▸ **PROBLEM TO WORK ON**:
Every record here should be printed again exactly.

_ _ _ _

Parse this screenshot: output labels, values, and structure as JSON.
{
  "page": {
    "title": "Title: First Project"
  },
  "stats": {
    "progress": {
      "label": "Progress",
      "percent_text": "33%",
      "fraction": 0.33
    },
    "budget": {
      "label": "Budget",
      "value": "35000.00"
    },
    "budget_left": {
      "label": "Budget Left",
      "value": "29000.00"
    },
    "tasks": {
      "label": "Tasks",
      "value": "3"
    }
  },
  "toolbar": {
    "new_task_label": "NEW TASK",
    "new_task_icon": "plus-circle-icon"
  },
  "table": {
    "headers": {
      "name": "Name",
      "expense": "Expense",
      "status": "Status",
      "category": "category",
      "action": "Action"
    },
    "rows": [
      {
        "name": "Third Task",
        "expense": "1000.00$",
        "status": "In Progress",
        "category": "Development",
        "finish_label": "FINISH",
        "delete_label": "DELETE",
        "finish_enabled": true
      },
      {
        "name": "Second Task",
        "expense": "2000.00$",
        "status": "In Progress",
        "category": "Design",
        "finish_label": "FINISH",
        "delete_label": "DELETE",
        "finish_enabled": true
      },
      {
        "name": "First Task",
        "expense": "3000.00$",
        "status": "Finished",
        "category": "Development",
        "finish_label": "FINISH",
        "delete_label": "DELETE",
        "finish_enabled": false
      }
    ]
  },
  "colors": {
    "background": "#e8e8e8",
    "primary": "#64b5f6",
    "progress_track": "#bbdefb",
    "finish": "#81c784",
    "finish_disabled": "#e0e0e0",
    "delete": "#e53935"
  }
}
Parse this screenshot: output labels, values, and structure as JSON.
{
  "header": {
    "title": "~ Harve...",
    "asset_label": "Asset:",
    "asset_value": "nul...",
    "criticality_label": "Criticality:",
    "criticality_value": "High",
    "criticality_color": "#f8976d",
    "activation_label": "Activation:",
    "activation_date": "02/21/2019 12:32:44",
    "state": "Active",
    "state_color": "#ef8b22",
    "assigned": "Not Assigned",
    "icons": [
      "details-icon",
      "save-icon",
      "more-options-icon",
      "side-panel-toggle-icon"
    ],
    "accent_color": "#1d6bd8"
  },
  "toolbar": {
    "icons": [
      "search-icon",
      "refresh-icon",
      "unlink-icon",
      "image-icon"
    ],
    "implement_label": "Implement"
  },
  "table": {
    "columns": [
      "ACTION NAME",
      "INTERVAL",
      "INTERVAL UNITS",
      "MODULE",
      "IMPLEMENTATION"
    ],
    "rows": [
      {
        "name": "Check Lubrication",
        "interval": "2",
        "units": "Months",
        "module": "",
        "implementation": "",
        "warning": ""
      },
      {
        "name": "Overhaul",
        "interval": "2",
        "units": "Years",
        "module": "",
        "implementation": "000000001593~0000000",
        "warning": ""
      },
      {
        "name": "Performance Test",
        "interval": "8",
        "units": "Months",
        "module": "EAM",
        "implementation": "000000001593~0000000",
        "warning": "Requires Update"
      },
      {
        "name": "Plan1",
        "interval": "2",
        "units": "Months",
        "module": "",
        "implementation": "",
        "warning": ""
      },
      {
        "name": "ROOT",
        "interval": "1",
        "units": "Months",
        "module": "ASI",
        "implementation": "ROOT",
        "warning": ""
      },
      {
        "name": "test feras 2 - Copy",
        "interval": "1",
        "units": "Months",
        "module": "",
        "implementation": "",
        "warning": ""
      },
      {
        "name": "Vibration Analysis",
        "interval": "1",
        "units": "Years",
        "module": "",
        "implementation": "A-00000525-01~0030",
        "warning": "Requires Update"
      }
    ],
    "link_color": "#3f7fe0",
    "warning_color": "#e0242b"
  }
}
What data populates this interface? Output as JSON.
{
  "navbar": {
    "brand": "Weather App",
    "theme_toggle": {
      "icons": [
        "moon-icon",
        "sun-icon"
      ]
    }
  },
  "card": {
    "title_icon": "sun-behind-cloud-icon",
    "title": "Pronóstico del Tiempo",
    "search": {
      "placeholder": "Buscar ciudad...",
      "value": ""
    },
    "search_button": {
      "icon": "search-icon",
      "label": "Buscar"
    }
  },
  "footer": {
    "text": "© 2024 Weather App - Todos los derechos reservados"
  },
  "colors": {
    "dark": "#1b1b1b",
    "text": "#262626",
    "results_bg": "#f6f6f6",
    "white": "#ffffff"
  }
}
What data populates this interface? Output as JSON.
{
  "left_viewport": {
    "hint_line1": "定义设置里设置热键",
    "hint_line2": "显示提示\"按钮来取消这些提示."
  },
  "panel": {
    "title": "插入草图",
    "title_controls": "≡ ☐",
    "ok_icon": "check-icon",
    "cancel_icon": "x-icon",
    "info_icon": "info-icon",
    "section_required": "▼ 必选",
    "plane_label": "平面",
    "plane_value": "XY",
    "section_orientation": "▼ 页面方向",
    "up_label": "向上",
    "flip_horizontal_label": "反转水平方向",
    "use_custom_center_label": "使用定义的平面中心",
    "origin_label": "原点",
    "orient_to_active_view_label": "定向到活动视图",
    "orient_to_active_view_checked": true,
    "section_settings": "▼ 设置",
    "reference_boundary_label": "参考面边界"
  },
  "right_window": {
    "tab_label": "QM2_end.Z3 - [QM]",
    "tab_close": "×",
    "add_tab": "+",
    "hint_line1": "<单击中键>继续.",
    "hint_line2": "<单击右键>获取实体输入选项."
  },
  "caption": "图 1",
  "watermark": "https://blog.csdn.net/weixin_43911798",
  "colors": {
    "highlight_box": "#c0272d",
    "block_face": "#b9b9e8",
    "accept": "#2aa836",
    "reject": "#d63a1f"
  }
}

_ _ _ _

▸ **ANSWER TO THIS TASK**:
Parse this screenshot: output labels, values, and structure as JSON.
{
  "page": {
    "title": "Title: First Project"
  },
  "stats": {
    "progress": {
      "label": "Progress",
      "percent_text": "33%",
      "fraction": 0.33
    },
    "budget": {
      "label": "Budget",
      "value": "35000.00"
    },
    "budget_left": {
      "label": "Budget Left",
      "value": "29000.00"
    },
    "tasks": {
      "label": "Tasks",
      "value": "3"
    }
  },
  "toolbar": {
    "new_task_label": "NEW TASK",
    "new_task_icon": "plus-circle-icon"
  },
  "table": {
    "headers": {
      "name": "Name",
      "expense": "Expense",
      "status": "Status",
      "category": "category",
      "action": "Action"
    },
    "rows": [
      {
        "name": "Third Task",
        "expense": "1000.00$",
        "status": "In Progress",
        "category": "Development",
        "finish_label": "FINISH",
        "delete_label": "DELETE",
        "finish_enabled": true
      },
      {
        "name": "Second Task",
        "expense": "2000.00$",
        "status": "In Progress",
        "category": "Design",
        "finish_label": "FINISH",
        "delete_label": "DELETE",
        "finish_enabled": true
      },
      {
        "name": "First Task",
        "expense": "3000.00$",
        "status": "Finished",
        "category": "Development",
        "finish_label": "FINISH",
        "delete_label": "DELETE",
        "finish_enabled": false
      }
    ]
  },
  "colors": {
    "background": "#e8e8e8",
    "primary": "#64b5f6",
    "progress_track": "#bbdefb",
    "finish": "#81c784",
    "finish_disabled": "#e0e0e0",
    "delete": "#e53935"
  }
}
Parse this screenshot: output labels, values, and structure as JSON.
{
  "header": {
    "title": "~ Harve...",
    "asset_label": "Asset:",
    "asset_value": "nul...",
    "criticality_label": "Criticality:",
    "criticality_value": "High",
    "criticality_color": "#f8976d",
    "activation_label": "Activation:",
    "activation_date": "02/21/2019 12:32:44",
    "state": "Active",
    "state_color": "#ef8b22",
    "assigned": "Not Assigned",
    "icons": [
      "details-icon",
      "save-icon",
      "more-options-icon",
      "side-panel-toggle-icon"
    ],
    "accent_color": "#1d6bd8"
  },
  "toolbar": {
    "icons": [
      "search-icon",
      "refresh-icon",
      "unlink-icon",
      "image-icon"
    ],
    "implement_label": "Implement"
  },
  "table": {
    "columns": [
      "ACTION NAME",
      "INTERVAL",
      "INTERVAL UNITS",
      "MODULE",
      "IMPLEMENTATION"
    ],
    "rows": [
      {
        "name": "Check Lubrication",
        "interval": "2",
        "units": "Months",
        "module": "",
        "implementation": "",
        "warning": ""
      },
      {
        "name": "Overhaul",
        "interval": "2",
        "units": "Years",
        "module": "",
        "implementation": "000000001593~0000000",
        "warning": ""
      },
      {
        "name": "Performance Test",
        "interval": "8",
        "units": "Months",
        "module": "EAM",
        "implementation": "000000001593~0000000",
        "warning": "Requires Update"
      },
      {
        "name": "Plan1",
        "interval": "2",
        "units": "Months",
        "module": "",
        "implementation": "",
        "warning": ""
      },
      {
        "name": "ROOT",
        "interval": "1",
        "units": "Months",
        "module": "ASI",
        "implementation": "ROOT",
        "warning": ""
      },
      {
        "name": "test feras 2 - Copy",
        "interval": "1",
        "units": "Months",
        "module": "",
        "implementation": "",
        "warning": ""
      },
      {
        "name": "Vibration Analysis",
        "interval": "1",
        "units": "Years",
        "module": "",
        "implementation": "A-00000525-01~0030",
        "warning": "Requires Update"
      }
    ],
    "link_color": "#3f7fe0",
    "warning_color": "#e0242b"
  }
}
What data populates this interface? Output as JSON.
{
  "navbar": {
    "brand": "Weather App",
    "theme_toggle": {
      "icons": [
        "moon-icon",
        "sun-icon"
      ]
    }
  },
  "card": {
    "title_icon": "sun-behind-cloud-icon",
    "title": "Pronóstico del Tiempo",
    "search": {
      "placeholder": "Buscar ciudad...",
      "value": ""
    },
    "search_button": {
      "icon": "search-icon",
      "label": "Buscar"
    }
  },
  "footer": {
    "text": "© 2024 Weather App - Todos los derechos reservados"
  },
  "colors": {
    "dark": "#1b1b1b",
    "text": "#262626",
    "results_bg": "#f6f6f6",
    "white": "#ffffff"
  }
}
What data populates this interface? Output as JSON.
{
  "left_viewport": {
    "hint_line1": "定义设置里设置热键",
    "hint_line2": "显示提示\"按钮来取消这些提示."
  },
  "panel": {
    "title": "插入草图",
    "title_controls": "≡ ☐",
    "ok_icon": "check-icon",
    "cancel_icon": "x-icon",
    "info_icon": "info-icon",
    "section_required": "▼ 必选",
    "plane_label": "平面",
    "plane_value": "XY",
    "section_orientation": "▼ 页面方向",
    "up_label": "向上",
    "flip_horizontal_label": "反转水平方向",
    "use_custom_center_label": "使用定义的平面中心",
    "origin_label": "原点",
    "orient_to_active_view_label": "定向到活动视图",
    "orient_to_active_view_checked": true,
    "section_settings": "▼ 设置",
    "reference_boundary_label": "参考面边界"
  },
  "right_window": {
    "tab_label": "QM2_end.Z3 - [QM]",
    "tab_close": "×",
    "add_tab": "+",
    "hint_line1": "<单击中键>继续.",
    "hint_line2": "<单击右键>获取实体输入选项."
  },
  "caption": "图 1",
  "watermark": "https://blog.csdn.net/weixin_43911798",
  "colors": {
    "highlight_box": "#c0272d",
    "block_face": "#b9b9e8",
    "accept": "#2aa836",
    "reject": "#d63a1f"
  }
}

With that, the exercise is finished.